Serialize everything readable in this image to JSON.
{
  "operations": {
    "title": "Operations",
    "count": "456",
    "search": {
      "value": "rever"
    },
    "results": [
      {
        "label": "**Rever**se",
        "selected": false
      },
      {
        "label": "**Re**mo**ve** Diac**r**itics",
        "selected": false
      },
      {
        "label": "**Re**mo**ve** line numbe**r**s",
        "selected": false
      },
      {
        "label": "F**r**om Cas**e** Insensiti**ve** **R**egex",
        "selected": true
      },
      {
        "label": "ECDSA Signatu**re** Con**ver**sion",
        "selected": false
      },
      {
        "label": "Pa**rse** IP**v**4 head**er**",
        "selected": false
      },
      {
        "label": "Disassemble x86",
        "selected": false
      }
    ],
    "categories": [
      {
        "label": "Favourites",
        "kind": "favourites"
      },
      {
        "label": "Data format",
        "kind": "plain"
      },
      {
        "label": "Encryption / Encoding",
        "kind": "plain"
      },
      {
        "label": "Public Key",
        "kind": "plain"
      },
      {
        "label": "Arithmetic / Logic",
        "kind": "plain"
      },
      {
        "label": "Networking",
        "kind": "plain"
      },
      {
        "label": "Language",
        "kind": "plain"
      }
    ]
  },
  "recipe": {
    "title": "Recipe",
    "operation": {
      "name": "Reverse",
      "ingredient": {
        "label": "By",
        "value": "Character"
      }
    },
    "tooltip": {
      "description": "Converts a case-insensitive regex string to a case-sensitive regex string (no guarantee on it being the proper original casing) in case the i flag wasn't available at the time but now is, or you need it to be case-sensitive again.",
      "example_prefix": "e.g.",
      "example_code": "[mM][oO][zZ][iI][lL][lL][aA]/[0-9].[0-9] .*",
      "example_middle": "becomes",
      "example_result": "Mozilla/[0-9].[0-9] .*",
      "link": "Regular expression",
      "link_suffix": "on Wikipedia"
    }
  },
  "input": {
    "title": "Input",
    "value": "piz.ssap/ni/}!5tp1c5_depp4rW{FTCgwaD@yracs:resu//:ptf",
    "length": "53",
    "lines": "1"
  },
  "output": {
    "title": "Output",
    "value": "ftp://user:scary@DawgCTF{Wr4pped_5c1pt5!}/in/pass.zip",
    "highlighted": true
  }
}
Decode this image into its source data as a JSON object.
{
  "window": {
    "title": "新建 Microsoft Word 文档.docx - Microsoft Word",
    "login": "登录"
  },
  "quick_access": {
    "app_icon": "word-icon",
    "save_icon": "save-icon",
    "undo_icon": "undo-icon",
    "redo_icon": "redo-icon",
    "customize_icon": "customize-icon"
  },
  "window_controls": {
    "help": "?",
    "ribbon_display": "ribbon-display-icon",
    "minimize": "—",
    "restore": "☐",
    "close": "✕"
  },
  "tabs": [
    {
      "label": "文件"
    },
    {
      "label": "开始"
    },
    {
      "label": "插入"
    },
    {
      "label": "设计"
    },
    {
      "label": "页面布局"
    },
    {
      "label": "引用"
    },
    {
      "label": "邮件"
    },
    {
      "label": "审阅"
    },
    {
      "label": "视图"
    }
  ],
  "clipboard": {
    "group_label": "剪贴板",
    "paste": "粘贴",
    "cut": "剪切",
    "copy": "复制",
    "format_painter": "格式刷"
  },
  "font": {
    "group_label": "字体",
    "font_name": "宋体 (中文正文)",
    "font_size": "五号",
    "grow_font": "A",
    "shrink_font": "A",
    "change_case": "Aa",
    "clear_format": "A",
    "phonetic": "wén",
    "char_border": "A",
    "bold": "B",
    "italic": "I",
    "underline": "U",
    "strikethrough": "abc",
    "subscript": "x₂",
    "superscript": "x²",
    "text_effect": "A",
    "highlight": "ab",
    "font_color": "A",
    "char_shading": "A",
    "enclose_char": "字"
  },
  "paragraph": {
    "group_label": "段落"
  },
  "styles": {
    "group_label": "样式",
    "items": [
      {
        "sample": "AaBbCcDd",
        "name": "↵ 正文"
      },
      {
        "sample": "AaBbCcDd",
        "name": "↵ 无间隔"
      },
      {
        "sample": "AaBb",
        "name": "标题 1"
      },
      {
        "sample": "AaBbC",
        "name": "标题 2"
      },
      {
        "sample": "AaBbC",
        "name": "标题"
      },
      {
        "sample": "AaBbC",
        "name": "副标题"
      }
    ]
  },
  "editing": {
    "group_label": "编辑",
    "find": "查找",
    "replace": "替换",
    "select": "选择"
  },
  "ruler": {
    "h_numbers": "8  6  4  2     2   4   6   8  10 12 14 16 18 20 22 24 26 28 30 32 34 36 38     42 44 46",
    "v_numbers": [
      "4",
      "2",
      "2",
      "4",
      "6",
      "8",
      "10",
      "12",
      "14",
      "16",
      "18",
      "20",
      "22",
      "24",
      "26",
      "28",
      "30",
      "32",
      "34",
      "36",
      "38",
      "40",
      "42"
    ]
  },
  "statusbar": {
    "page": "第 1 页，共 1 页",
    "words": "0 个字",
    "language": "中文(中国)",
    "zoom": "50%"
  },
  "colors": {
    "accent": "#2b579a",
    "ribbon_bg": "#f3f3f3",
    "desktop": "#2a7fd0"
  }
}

EXERCISE -
Each entry must be reproduced verbatim.

EXPECTED ANSWER -
Serialize everything readable in this image to JSON.
{
  "operations": {
    "title": "Operations",
    "count": "456",
    "search": {
      "value": "rever"
    },
    "results": [
      {
        "label": "**Rever**se",
        "selected": false
      },
      {
        "label": "**Re**mo**ve** Diac**r**itics",
        "selected": false
      },
      {
        "label": "**Re**mo**ve** line numbe**r**s",
        "selected": false
      },
      {
        "label": "F**r**om Cas**e** Insensiti**ve** **R**egex",
        "selected": true
      },
      {
        "label": "ECDSA Signatu**re** Con**ver**sion",
        "selected": false
      },
      {
        "label": "Pa**rse** IP**v**4 head**er**",
        "selected": false
      },
      {
        "label": "Disassemble x86",
        "selected": false
      }
    ],
    "categories": [
      {
        "label": "Favourites",
        "kind": "favourites"
      },
      {
        "label": "Data format",
        "kind": "plain"
      },
      {
        "label": "Encryption / Encoding",
        "kind": "plain"
      },
      {
        "label": "Public Key",
        "kind": "plain"
      },
      {
        "label": "Arithmetic / Logic",
        "kind": "plain"
      },
      {
        "label": "Networking",
        "kind": "plain"
      },
      {
        "label": "Language",
        "kind": "plain"
      }
    ]
  },
  "recipe": {
    "title": "Recipe",
    "operation": {
      "name": "Reverse",
      "ingredient": {
        "label": "By",
        "value": "Character"
      }
    },
    "tooltip": {
      "description": "Converts a case-insensitive regex string to a case-sensitive regex string (no guarantee on it being the proper original casing) in case the i flag wasn't available at the time but now is, or you need it to be case-sensitive again.",
      "example_prefix": "e.g.",
      "example_code": "[mM][oO][zZ][iI][lL][lL][aA]/[0-9].[0-9] .*",
      "example_middle": "becomes",
      "example_result": "Mozilla/[0-9].[0-9] .*",
      "link": "Regular expression",
      "link_suffix": "on Wikipedia"
    }
  },
  "input": {
    "title": "Input",
    "value": "piz.ssap/ni/}!5tp1c5_depp4rW{FTCgwaD@yracs:resu//:ptf",
    "length": "53",
    "lines": "1"
  },
  "output": {
    "title": "Output",
    "value": "ftp://user:scary@DawgCTF{Wr4pped_5c1pt5!}/in/pass.zip",
    "highlighted": true
  }
}
Decode this image into its source data as a JSON object.
{
  "window": {
    "title": "新建 Microsoft Word 文档.docx - Microsoft Word",
    "login": "登录"
  },
  "quick_access": {
    "app_icon": "word-icon",
    "save_icon": "save-icon",
    "undo_icon": "undo-icon",
    "redo_icon": "redo-icon",
    "customize_icon": "customize-icon"
  },
  "window_controls": {
    "help": "?",
    "ribbon_display": "ribbon-display-icon",
    "minimize": "—",
    "restore": "☐",
    "close": "✕"
  },
  "tabs": [
    {
      "label": "文件"
    },
    {
      "label": "开始"
    },
    {
      "label": "插入"
    },
    {
      "label": "设计"
    },
    {
      "label": "页面布局"
    },
    {
      "label": "引用"
    },
    {
      "label": "邮件"
    },
    {
      "label": "审阅"
    },
    {
      "label": "视图"
    }
  ],
  "clipboard": {
    "group_label": "剪贴板",
    "paste": "粘贴",
    "cut": "剪切",
    "copy": "复制",
    "format_painter": "格式刷"
  },
  "font": {
    "group_label": "字体",
    "font_name": "宋体 (中文正文)",
    "font_size": "五号",
    "grow_font": "A",
    "shrink_font": "A",
    "change_case": "Aa",
    "clear_format": "A",
    "phonetic": "wén",
    "char_border": "A",
    "bold": "B",
    "italic": "I",
    "underline": "U",
    "strikethrough": "abc",
    "subscript": "x₂",
    "superscript": "x²",
    "text_effect": "A",
    "highlight": "ab",
    "font_color": "A",
    "char_shading": "A",
    "enclose_char": "字"
  },
  "paragraph": {
    "group_label": "段落"
  },
  "styles": {
    "group_label": "样式",
    "items": [
      {
        "sample": "AaBbCcDd",
        "name": "↵ 正文"
      },
      {
        "sample": "AaBbCcDd",
        "name": "↵ 无间隔"
      },
      {
        "sample": "AaBb",
        "name": "标题 1"
      },
      {
        "sample": "AaBbC",
        "name": "标题 2"
      },
      {
        "sample": "AaBbC",
        "name": "标题"
      },
      {
        "sample": "AaBbC",
        "name": "副标题"
      }
    ]
  },
  "editing": {
    "group_label": "编辑",
    "find": "查找",
    "replace": "替换",
    "select": "选择"
  },
  "ruler": {
    "h_numbers": "8  6  4  2     2   4   6   8  10 12 14 16 18 20 22 24 26 28 30 32 34 36 38     42 44 46",
    "v_numbers": [
      "4",
      "2",
      "2",
      "4",
      "6",
      "8",
      "10",
      "12",
      "14",
      "16",
      "18",
      "20",
      "22",
      "24",
      "26",
      "28",
      "30",
      "32",
      "34",
      "36",
      "38",
      "40",
      "42"
    ]
  },
  "statusbar": {
    "page": "第 1 页，共 1 页",
    "words": "0 个字",
    "language": "中文(中国)",
    "zoom": "50%"
  },
  "colors": {
    "accent": "#2b579a",
    "ribbon_bg": "#f3f3f3",
    "desktop": "#2a7fd0"
  }
}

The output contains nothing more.